TASK LIST —
**1)** According to the Iran–Pakistan trade text, what value of goods has Iran exported to the United States despite sanctions?
**2)** Duplicate the passage of the Iran–Pakistan trade text starting with "He said that Iran" and going on through "opportunities in Pakistan.".

READING TEXT —
>>>

He highlighted the importance of strengthening trade ties between the two countries and called for reducing unofficial trade to zero by fully supporting and promoting official trade channels.

He noted that a lot of Iranian products were arriving here but most of them were landing in the Pakistani markets via unofficial channels which was the basic reason why an Iranian delegation was here so that

Referring to his discussions during several meetings of Iranian delegations with Pakistani counterparts, he said that sanctions on Iran were mostly highlighted during all these meetings which should not be a matter for business community as most of the sanctions imposed on Iran were political.

“One fine example, in this regard, is that despite sanctions, Iran has exported goods worth US$200 million to United States”, he added while advising the business community not to worry about sanction as ways can easily be explored for carrying out businesses.

He stressed that Iran and Pakistan, being friendly and brotherly countries, have to make serious efforts to enhance the existing official trade between the two countries.

He said that Iran was ready to share its raw materials, knowledge, expertise and engineers which would create more employment and business opportunities in Pakistan.

“Instead of providing finished goods, it’s better we provide raw materials to Pakistan so that you could finalize the product by adding value and subsequently, utilize it either for domestic consumption or exports”, he added.

<<<

PROVIDED DATA —
>>>

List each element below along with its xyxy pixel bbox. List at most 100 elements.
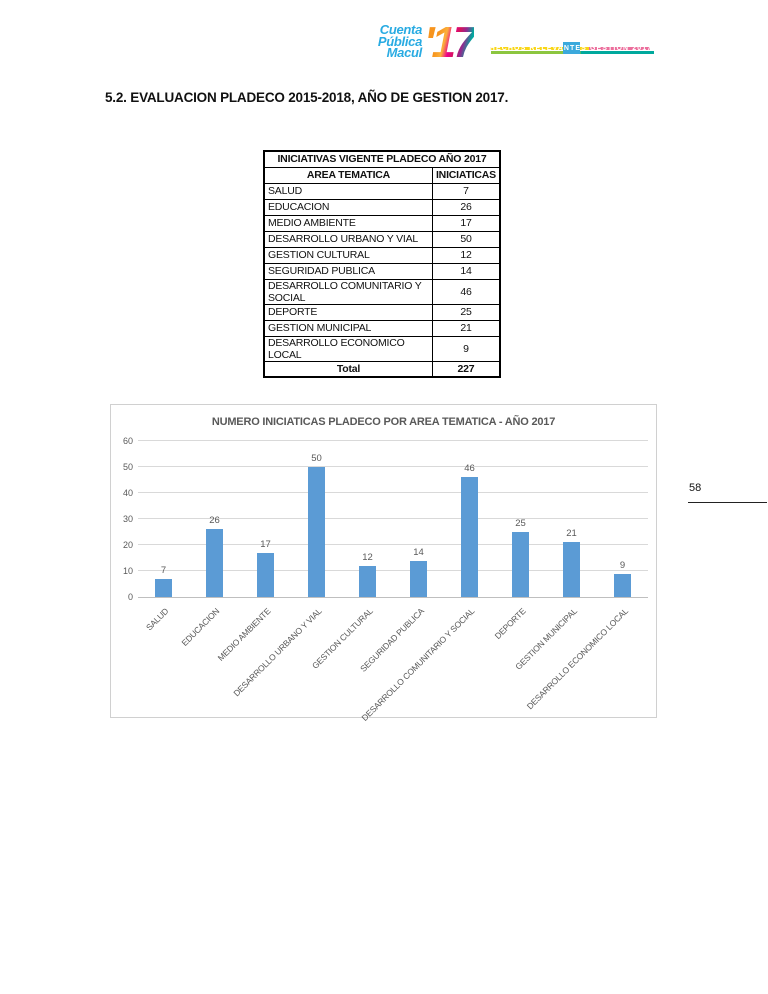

<<<

FULL ANSWERS —
**1)** Goods worth US$200 million.

**2)**
He said that Iran was ready to share its raw materials, knowledge, expertise and engineers which would create more employment and business opportunities in Pakistan.